─── Records

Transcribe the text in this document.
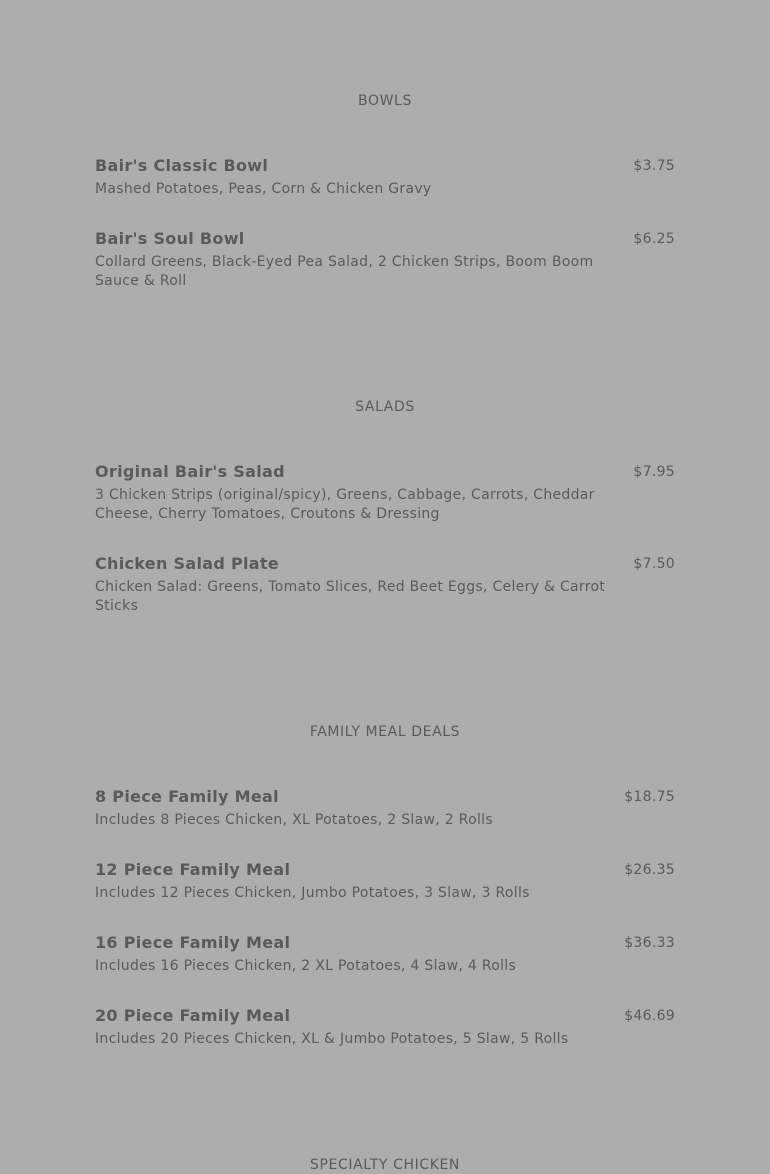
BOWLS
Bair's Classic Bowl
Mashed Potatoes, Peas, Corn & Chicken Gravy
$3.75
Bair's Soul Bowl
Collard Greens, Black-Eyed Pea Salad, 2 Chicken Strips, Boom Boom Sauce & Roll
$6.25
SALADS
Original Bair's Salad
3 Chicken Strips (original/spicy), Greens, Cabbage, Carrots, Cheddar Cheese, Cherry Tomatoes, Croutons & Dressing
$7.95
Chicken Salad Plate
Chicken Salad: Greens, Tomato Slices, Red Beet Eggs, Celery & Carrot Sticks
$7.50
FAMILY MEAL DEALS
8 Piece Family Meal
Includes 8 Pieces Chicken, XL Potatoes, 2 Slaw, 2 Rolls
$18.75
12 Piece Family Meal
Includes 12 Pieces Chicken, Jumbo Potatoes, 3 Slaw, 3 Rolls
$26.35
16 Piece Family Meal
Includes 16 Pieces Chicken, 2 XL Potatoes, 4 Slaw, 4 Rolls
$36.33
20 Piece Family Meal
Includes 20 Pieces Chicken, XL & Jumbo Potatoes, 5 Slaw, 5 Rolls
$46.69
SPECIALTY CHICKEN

──────
─── Records

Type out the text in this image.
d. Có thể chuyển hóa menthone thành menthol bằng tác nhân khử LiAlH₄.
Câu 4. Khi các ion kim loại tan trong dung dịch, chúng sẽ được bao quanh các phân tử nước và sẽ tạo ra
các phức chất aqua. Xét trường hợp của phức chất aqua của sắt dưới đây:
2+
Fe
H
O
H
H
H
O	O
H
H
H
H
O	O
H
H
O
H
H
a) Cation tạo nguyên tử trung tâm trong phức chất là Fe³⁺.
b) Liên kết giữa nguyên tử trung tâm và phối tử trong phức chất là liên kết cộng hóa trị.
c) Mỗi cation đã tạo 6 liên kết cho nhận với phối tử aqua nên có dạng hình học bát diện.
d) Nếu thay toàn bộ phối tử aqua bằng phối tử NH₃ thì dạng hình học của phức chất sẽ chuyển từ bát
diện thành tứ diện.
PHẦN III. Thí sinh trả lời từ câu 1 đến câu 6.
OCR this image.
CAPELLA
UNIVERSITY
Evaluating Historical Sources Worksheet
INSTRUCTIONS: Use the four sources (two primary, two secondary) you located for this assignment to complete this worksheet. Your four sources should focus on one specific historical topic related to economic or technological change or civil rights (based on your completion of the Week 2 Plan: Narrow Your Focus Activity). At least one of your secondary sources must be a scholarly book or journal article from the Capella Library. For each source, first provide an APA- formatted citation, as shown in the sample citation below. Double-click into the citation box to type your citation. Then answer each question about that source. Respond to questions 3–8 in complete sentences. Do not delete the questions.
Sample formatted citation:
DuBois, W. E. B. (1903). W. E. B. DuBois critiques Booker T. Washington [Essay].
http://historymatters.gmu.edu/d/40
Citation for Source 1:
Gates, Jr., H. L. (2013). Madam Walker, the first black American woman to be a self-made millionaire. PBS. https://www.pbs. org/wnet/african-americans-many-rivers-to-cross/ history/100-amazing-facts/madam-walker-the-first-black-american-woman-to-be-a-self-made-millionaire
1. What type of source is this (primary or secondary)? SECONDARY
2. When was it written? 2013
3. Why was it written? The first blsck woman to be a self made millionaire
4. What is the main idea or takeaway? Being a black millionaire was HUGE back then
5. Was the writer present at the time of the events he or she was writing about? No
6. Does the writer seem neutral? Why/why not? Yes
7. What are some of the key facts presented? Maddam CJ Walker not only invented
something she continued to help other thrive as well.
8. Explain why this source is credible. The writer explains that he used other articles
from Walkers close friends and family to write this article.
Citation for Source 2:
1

──────
─── Records

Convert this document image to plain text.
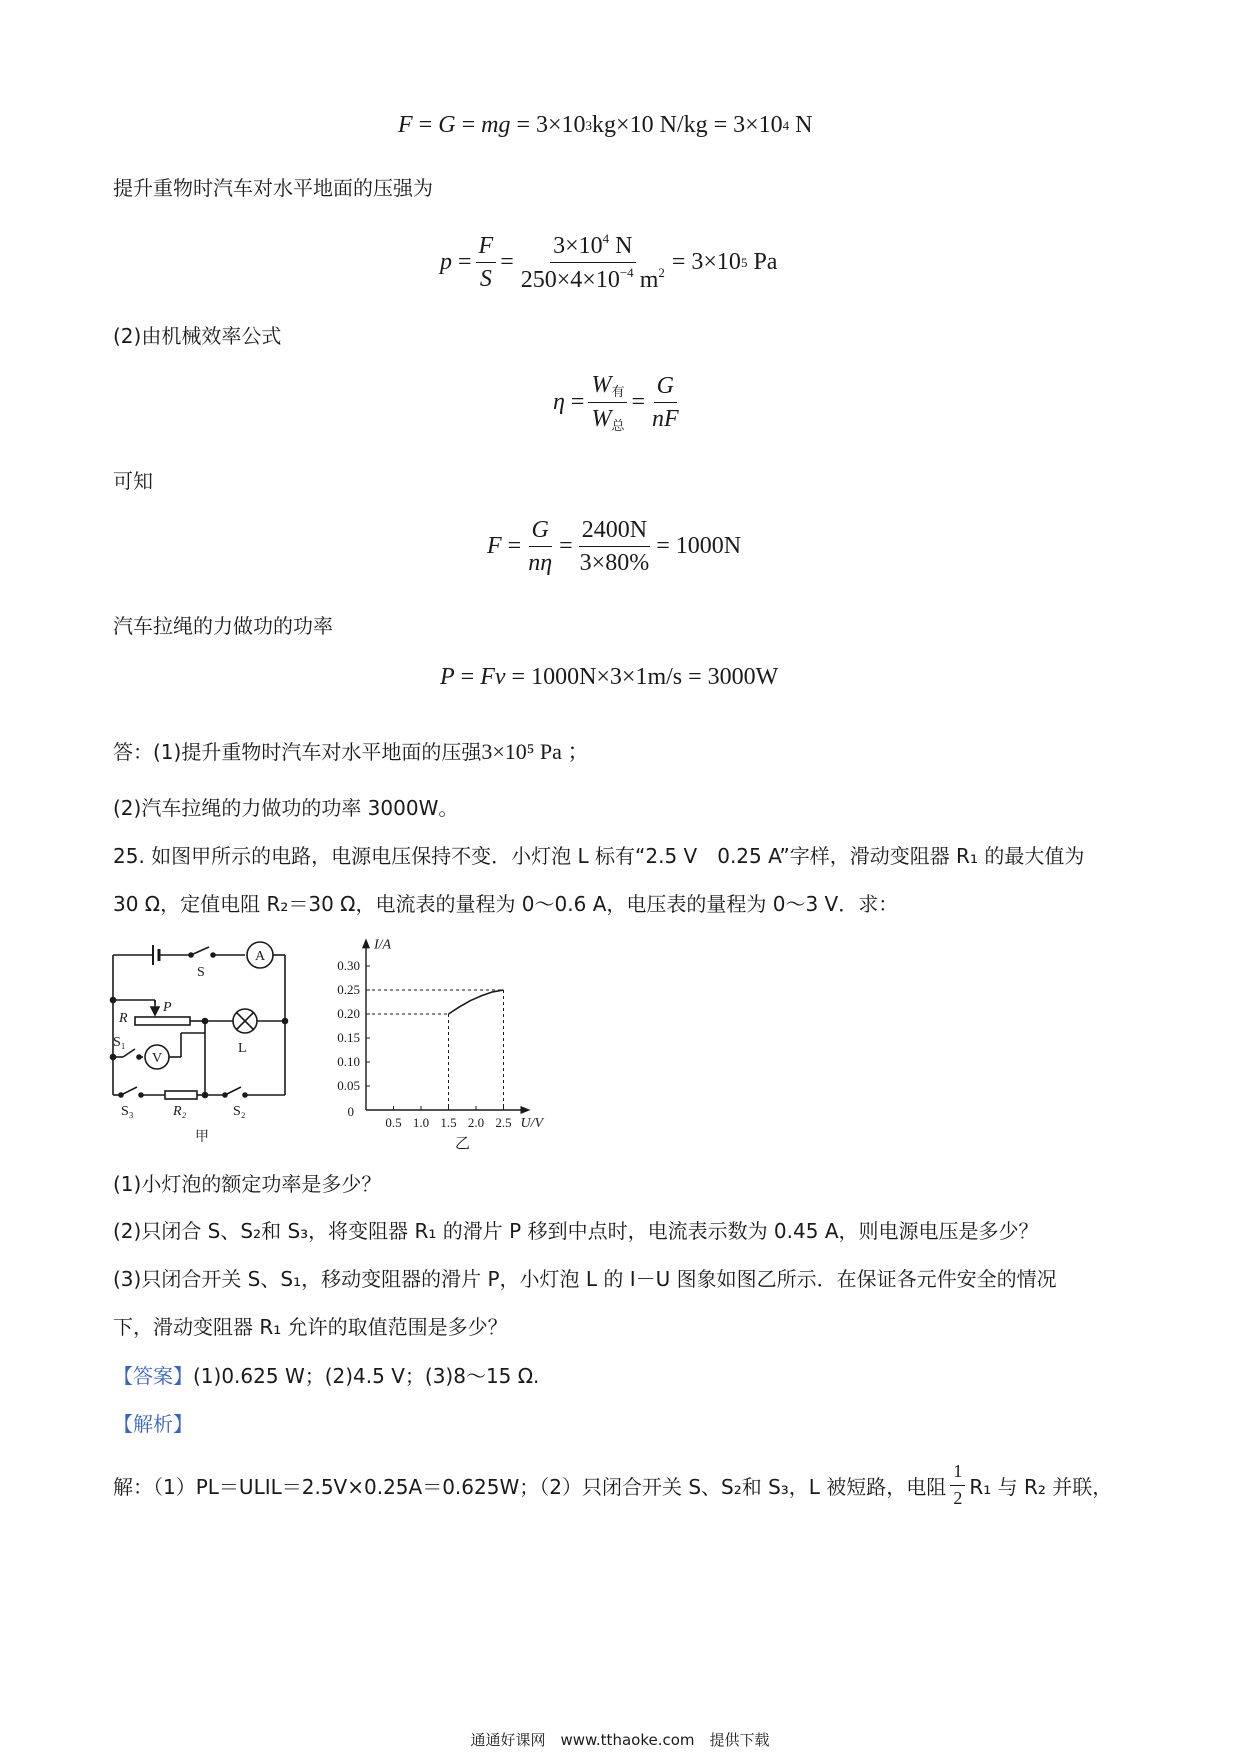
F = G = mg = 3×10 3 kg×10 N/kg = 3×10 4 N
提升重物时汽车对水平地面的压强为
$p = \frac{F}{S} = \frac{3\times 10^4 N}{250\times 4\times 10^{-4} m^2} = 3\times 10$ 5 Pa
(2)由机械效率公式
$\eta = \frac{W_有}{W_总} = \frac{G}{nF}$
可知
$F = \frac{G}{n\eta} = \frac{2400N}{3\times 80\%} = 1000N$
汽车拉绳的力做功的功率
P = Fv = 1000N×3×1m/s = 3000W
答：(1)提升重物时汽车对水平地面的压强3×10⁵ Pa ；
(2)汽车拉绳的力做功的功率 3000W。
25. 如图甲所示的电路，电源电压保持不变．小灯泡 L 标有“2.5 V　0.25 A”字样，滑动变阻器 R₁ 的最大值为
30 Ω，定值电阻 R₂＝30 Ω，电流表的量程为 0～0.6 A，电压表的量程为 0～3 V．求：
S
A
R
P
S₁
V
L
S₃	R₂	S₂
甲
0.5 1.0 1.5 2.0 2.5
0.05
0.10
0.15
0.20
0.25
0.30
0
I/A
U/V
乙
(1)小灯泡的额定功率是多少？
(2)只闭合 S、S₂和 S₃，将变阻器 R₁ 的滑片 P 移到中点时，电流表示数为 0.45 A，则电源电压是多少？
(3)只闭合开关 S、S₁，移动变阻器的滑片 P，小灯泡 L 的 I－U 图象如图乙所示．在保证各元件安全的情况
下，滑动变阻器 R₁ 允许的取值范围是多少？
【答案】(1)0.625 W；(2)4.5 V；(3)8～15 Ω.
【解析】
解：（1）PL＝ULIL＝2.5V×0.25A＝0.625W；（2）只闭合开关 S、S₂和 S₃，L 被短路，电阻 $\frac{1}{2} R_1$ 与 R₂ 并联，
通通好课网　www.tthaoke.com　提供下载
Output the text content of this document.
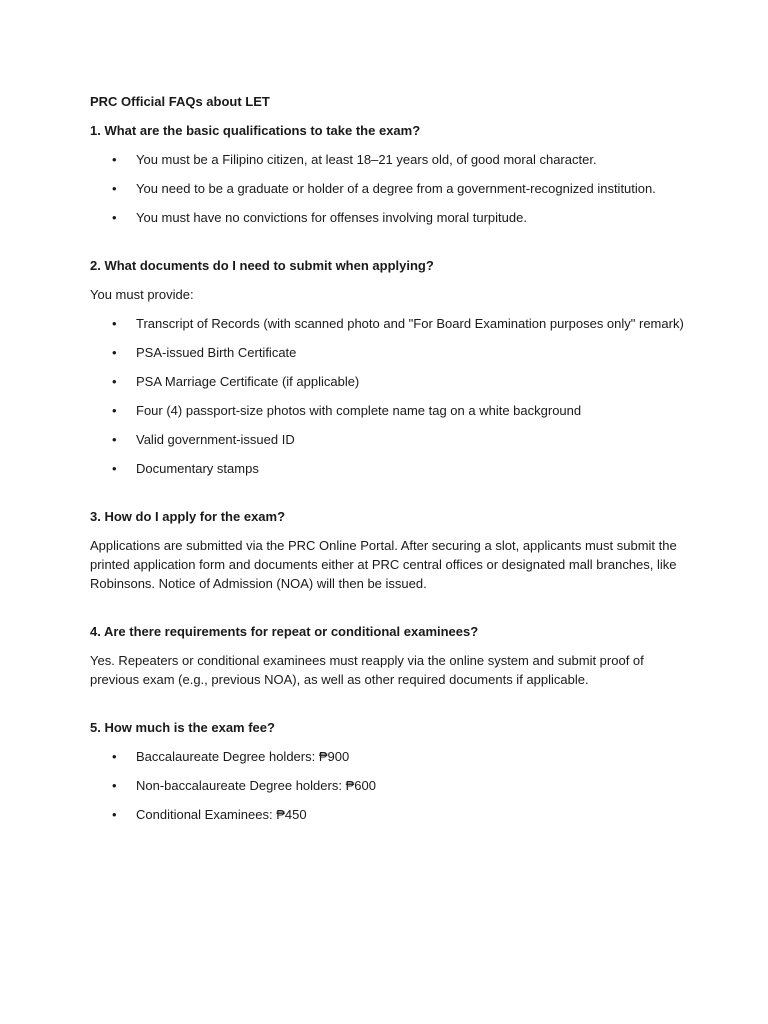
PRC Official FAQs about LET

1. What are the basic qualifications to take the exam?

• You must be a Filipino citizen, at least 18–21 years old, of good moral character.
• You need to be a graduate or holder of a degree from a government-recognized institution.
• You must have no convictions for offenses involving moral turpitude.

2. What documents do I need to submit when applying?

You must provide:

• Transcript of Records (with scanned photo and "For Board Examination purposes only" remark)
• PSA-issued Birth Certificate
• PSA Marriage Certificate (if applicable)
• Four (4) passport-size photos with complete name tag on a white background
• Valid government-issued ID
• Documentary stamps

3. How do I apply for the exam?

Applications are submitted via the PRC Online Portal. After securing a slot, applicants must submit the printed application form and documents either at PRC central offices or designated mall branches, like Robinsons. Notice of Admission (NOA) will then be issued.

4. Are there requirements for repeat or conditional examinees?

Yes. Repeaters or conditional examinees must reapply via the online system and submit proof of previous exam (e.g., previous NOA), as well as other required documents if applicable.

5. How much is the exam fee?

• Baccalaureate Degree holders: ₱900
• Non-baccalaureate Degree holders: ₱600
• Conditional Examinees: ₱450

──────

-- Objective --
Check each line of the records above for "Strips", and copy those that have it.

-- Exercise response --
Collard Greens, Black-Eyed Pea Salad, 2 Chicken Strips, Boom Boom Sauce & Roll
3 Chicken Strips (original/spicy), Greens, Cabbage, Carrots, Cheddar Cheese, Cherry Tomatoes, Croutons & Dressing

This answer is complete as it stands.